[Opening Given text section]

On a list of Community Reinvestment Act performance evaluations released Tuesday by The Office of the Comptroller of the Currency, two banks received the second-lowest rating of “needs to improve” — including one whose proposed merger recently failed.
OceanFirst Financial Corp.’s rating fell from satisfactory to needs to improve “due to evidence of discriminatory or other illegal credit practices,” the OCC report states.
OceanFirst, of Red Bank, New Jersey, announced plans in November 2021 to merge with Partners Bancorp of Salisbury, Maryland. The deal, however, fell through a year later, when the banks agreed to terminate the $186 million transaction “after careful consideration ... and the progress made.”
Partners has since found a new marriage with Linkbancorp, announced in February. The closing of that merger, though, remains subject to regulatory approvals and other closing conditions.
OceanFirst’s CRA rating decline was disclosed Aug. 1, but the newly public documents are dated Nov. 1, 2021.

[Closing Given text section]
[Opening Supplied material section]

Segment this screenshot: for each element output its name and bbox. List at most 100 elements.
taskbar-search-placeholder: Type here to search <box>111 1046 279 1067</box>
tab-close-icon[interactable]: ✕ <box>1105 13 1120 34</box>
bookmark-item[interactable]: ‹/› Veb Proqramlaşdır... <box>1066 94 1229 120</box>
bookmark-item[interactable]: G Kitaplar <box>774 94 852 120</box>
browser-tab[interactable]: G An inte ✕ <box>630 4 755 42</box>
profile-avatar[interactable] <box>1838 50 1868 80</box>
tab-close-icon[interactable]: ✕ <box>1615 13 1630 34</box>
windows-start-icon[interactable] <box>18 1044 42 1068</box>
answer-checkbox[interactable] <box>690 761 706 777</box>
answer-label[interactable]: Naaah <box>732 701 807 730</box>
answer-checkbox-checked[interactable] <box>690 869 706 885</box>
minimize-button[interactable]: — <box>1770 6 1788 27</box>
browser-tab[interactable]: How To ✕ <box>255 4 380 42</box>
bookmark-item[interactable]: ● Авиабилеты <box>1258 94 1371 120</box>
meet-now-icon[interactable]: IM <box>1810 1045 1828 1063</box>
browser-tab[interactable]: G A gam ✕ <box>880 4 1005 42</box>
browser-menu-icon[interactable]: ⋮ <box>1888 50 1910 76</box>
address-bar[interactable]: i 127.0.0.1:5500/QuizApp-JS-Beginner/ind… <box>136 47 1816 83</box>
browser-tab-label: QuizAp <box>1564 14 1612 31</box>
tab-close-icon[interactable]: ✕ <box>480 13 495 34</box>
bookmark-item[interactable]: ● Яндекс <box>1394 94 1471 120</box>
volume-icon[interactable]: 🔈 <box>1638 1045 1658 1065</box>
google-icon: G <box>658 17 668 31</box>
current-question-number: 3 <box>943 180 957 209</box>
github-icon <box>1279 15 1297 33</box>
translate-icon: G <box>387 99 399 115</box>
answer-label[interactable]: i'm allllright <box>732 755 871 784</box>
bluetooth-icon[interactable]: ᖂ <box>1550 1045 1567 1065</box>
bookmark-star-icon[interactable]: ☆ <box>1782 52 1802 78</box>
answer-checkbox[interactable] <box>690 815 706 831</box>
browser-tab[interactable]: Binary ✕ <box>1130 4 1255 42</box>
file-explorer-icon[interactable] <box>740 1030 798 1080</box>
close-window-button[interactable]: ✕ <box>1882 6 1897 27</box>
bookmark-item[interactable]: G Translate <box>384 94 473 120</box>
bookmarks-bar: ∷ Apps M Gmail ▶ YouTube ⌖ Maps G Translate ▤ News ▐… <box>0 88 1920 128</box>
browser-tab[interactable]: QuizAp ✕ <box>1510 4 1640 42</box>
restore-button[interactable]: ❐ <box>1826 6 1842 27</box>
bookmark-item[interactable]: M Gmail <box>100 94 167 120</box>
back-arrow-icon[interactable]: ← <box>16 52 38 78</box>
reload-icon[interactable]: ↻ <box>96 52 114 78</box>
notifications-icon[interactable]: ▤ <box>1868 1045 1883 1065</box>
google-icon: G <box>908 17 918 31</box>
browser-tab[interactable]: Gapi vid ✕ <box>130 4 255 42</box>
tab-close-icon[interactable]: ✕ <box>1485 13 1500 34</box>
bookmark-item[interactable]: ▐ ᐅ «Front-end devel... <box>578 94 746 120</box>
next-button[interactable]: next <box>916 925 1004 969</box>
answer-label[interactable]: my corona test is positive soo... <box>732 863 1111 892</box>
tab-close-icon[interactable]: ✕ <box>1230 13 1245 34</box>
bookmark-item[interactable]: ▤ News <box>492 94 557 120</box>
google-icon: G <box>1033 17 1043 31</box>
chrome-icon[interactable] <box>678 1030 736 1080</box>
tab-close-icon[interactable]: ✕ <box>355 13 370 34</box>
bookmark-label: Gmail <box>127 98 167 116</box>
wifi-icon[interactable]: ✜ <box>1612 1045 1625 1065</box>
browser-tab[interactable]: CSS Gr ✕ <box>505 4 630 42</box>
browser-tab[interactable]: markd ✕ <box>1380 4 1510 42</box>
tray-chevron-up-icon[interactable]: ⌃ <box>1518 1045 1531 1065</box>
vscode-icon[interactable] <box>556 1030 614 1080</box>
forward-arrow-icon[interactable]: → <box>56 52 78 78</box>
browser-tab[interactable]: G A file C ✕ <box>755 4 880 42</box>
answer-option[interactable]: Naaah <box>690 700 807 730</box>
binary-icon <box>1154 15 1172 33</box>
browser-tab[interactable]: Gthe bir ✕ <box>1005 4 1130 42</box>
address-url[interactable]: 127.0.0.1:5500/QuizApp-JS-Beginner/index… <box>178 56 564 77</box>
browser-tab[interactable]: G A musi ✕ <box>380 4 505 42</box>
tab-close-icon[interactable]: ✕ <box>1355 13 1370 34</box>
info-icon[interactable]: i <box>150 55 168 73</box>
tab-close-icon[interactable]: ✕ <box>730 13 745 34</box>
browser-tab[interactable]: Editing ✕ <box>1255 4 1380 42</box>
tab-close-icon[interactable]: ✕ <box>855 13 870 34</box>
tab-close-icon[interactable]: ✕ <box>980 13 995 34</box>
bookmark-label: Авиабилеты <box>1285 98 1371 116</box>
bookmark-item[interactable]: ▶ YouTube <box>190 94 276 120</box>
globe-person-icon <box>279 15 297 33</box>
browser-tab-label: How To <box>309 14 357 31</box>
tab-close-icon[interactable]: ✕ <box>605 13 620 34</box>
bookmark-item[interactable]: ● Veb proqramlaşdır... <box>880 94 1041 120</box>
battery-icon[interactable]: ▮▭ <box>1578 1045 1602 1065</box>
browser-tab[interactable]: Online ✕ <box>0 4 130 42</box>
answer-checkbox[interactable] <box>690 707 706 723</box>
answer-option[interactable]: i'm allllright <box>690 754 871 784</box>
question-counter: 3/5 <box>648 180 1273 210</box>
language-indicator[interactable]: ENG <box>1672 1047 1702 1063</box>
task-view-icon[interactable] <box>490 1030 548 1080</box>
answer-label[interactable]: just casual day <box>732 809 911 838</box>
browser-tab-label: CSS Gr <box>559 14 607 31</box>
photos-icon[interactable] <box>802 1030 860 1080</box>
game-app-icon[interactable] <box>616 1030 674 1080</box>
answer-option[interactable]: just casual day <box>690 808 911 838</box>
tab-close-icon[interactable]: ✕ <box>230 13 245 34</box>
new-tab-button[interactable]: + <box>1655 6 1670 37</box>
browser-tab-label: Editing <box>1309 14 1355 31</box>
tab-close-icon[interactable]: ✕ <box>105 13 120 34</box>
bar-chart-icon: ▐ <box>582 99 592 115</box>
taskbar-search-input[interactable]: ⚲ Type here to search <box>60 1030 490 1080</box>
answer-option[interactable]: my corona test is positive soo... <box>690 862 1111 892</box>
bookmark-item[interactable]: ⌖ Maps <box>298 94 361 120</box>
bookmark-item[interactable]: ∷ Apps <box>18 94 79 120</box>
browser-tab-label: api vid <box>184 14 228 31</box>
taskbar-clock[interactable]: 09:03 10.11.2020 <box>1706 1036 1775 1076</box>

[Closing Supplied material section]

◆ Work to complete ◆
Pick up the text about the OCC bank ratings right after its last sentence and keep writing. These rows have nothing to do with the text on bank ratings.

◆ Response below ◆
The possible ratings are outstanding, satisfactory, needs to improve, and substantial noncompliance; and of the 27 evaluations made public, 10 banks were rated outstanding, 15 were rated satisfactory, and two were rated needs to improve. No banks received the lowest rating.
The CRA evaluation and the initial merger announcement came within the same week, but it remains a question whether the results of OceanFirst’s evaluation were made available to Partners or were a consideration in the eventual dissolution of the deal.
Representatives for OceanFirst and Partners did not respond to a request for comment from Banking Dive.
In its report, the OCC said OceanFirst “engaged in a pattern or practice of unlawful discrimination in violation of the Fair Housing Act and its implementing regulations by failing to provide equal access to credit to borrowers seeking mortgages secured by properties in majority non-White or Hispanic census tracts.”
In Camden, a beleaguered New Jersey city not far from OceanFirst’s headquarters, qualified investments and community development services made by OceanFirst were “not effective and responsive in helping the bank address community needs,” the OCC found.
The bank made a limited number of investments, grants and donations under its programs; and conducted or supported very few community development services, the regulator’s report said.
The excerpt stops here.